───── RECORDS PROVIDED ─────
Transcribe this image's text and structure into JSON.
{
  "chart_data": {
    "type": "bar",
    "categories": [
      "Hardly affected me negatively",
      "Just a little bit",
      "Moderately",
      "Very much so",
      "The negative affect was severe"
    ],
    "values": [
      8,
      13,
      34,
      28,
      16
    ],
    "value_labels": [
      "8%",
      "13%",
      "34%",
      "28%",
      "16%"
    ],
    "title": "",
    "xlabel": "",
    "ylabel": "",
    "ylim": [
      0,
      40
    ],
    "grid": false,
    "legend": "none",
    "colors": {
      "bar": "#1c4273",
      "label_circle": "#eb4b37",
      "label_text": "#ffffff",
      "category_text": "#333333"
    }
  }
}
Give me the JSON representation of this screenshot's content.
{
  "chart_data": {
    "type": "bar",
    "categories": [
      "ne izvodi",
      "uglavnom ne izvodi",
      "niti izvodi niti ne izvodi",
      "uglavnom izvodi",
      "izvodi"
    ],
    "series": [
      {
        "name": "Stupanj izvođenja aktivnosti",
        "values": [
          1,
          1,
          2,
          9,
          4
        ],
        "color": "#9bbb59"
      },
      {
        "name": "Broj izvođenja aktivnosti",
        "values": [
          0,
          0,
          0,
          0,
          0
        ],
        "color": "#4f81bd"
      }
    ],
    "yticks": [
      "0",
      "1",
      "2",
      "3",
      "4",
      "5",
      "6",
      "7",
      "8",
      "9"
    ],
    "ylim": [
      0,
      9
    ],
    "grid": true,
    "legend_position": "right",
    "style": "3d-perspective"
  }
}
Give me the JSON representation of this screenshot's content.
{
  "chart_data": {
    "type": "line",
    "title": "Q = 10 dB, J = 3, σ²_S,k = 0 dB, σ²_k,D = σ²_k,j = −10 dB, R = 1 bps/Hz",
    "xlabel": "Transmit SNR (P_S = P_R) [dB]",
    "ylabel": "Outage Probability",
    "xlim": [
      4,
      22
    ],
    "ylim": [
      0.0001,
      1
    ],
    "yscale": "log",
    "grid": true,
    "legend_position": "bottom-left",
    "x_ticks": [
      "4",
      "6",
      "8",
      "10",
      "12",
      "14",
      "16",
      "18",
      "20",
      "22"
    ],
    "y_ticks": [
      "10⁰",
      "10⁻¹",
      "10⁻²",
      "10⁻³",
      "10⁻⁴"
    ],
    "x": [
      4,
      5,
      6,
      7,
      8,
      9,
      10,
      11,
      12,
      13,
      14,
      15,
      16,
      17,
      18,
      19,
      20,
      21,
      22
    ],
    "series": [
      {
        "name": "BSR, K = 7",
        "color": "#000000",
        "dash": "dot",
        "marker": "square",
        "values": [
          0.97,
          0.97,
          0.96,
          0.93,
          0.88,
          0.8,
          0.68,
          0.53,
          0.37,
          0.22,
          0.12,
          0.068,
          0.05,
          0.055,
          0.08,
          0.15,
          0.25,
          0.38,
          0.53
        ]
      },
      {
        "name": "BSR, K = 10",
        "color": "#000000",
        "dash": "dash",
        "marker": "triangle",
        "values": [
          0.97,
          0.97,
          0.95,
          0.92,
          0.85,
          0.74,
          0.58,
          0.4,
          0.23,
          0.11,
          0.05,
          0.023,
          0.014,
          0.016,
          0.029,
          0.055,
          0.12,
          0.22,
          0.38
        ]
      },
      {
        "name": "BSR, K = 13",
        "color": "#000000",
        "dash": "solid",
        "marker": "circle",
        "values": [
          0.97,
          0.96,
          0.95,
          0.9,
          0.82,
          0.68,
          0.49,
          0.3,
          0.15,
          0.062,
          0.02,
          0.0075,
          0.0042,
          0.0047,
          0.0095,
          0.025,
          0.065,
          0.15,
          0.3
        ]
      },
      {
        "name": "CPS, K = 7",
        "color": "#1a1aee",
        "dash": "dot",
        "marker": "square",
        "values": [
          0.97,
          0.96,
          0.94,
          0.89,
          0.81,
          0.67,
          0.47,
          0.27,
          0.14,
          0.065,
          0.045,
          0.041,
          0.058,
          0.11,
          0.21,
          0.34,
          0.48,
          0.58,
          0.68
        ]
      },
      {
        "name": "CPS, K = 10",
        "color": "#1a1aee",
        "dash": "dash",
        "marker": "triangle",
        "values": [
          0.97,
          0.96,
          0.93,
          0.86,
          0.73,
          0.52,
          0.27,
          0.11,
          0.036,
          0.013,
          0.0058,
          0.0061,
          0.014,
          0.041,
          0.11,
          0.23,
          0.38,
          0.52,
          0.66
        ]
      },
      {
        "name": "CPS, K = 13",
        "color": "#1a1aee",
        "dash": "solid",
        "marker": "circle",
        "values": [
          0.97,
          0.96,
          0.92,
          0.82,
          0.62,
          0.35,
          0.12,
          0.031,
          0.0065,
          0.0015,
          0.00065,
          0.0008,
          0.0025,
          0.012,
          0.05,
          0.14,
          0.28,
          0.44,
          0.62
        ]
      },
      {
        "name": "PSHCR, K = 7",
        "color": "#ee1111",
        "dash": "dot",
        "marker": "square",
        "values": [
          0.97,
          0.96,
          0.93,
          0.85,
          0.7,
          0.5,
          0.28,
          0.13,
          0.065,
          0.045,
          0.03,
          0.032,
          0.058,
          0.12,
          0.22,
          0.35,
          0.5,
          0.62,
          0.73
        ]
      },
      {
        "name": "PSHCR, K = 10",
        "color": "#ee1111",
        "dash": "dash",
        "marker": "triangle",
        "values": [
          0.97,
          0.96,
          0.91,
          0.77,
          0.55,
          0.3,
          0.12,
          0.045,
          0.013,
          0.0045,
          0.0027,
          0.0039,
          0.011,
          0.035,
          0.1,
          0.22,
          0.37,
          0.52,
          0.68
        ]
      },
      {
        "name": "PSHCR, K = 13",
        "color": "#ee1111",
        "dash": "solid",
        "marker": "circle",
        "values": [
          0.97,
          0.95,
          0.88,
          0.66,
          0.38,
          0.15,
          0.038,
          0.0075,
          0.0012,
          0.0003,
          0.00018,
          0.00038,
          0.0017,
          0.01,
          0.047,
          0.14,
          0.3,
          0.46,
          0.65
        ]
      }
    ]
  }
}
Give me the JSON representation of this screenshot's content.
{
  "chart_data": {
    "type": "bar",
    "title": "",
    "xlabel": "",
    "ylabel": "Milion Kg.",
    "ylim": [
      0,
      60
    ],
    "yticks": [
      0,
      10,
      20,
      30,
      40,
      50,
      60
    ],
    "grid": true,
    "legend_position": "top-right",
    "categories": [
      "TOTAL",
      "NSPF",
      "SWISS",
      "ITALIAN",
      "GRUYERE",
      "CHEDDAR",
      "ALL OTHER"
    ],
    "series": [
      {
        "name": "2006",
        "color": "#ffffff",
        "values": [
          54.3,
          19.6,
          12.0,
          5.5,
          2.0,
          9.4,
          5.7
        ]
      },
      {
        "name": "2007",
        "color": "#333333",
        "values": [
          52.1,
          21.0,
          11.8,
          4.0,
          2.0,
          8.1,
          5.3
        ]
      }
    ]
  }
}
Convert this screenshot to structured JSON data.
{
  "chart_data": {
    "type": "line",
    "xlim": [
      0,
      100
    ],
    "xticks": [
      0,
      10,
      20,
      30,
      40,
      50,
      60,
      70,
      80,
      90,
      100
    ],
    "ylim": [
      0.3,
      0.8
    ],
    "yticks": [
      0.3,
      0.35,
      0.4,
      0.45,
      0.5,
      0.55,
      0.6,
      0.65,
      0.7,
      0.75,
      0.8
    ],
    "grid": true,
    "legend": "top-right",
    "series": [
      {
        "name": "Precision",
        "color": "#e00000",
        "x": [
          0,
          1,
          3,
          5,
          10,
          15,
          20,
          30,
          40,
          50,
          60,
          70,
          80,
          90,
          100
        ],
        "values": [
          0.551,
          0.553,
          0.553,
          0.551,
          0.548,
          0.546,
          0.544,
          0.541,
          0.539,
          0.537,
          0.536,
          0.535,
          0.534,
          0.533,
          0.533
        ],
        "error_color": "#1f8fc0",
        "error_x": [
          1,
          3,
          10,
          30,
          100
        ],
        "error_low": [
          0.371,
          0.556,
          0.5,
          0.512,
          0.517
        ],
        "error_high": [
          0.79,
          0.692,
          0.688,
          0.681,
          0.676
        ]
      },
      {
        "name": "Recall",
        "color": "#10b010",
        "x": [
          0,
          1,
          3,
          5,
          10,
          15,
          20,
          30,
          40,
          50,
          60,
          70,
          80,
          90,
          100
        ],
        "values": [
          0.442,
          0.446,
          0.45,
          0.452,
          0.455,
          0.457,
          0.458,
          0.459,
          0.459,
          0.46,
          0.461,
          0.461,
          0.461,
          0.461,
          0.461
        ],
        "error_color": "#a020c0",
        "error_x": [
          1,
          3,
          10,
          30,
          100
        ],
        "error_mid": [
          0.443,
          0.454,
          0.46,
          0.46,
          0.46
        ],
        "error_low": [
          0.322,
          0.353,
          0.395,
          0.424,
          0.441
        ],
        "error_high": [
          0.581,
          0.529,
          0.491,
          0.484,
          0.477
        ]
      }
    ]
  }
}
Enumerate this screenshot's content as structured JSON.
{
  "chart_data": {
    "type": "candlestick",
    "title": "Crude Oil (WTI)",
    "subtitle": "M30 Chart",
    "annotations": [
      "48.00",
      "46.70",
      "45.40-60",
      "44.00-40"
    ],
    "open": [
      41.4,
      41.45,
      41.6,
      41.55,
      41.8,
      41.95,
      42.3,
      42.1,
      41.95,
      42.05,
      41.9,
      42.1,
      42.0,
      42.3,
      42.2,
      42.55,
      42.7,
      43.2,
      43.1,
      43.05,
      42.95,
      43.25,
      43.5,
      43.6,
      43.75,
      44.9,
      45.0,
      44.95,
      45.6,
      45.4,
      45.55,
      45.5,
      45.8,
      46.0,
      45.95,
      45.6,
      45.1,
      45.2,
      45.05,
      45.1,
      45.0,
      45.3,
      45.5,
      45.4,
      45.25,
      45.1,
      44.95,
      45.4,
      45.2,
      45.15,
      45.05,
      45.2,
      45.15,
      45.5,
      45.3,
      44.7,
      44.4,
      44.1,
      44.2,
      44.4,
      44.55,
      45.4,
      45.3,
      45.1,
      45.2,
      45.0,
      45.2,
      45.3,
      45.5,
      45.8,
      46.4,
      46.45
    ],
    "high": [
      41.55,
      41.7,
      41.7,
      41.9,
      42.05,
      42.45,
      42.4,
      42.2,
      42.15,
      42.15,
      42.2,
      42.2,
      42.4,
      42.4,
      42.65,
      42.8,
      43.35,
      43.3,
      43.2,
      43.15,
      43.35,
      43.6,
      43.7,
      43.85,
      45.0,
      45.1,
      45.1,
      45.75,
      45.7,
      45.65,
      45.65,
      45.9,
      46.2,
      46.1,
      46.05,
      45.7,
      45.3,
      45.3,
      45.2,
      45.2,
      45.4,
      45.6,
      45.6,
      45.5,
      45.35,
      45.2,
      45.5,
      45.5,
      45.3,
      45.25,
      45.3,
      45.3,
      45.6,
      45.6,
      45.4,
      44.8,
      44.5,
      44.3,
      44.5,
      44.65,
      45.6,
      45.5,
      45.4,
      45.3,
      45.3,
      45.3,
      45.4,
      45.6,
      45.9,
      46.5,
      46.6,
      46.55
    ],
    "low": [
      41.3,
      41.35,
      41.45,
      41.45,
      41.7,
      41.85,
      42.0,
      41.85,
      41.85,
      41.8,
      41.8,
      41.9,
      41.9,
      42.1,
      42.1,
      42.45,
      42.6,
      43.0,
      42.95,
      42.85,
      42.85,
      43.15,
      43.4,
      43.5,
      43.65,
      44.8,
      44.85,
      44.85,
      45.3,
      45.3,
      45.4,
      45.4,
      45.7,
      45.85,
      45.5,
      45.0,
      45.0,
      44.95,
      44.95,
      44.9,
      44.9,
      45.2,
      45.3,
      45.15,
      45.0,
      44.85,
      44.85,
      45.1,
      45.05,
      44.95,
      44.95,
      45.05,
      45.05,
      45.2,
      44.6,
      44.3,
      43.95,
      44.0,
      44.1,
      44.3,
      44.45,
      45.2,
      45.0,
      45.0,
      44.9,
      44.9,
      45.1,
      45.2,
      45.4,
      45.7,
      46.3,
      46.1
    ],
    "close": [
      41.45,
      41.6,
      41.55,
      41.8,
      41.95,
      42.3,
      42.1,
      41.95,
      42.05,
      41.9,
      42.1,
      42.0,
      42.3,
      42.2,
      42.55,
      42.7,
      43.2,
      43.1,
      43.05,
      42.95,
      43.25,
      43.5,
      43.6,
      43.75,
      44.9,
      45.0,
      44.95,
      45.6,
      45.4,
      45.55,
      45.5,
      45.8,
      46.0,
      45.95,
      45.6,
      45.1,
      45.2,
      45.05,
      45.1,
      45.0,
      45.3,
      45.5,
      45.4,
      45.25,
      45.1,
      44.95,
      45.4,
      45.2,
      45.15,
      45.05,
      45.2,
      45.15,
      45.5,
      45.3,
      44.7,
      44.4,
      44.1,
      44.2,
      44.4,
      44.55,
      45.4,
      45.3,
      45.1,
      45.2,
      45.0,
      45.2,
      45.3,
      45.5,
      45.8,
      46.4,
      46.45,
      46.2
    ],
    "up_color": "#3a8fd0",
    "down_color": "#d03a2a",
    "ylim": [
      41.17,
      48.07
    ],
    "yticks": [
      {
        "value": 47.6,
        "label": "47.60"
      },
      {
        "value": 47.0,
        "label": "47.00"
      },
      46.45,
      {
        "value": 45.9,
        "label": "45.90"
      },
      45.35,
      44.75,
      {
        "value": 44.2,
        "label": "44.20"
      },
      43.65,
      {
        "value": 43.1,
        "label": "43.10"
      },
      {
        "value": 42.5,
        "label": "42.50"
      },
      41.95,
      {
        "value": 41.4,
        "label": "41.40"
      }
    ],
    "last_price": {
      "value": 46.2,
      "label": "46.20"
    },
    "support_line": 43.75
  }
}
─────
- _THE REQUEST_
Report the number of lines holding the string "PSHCR", without any other words.

- _FINISHED TASK_
3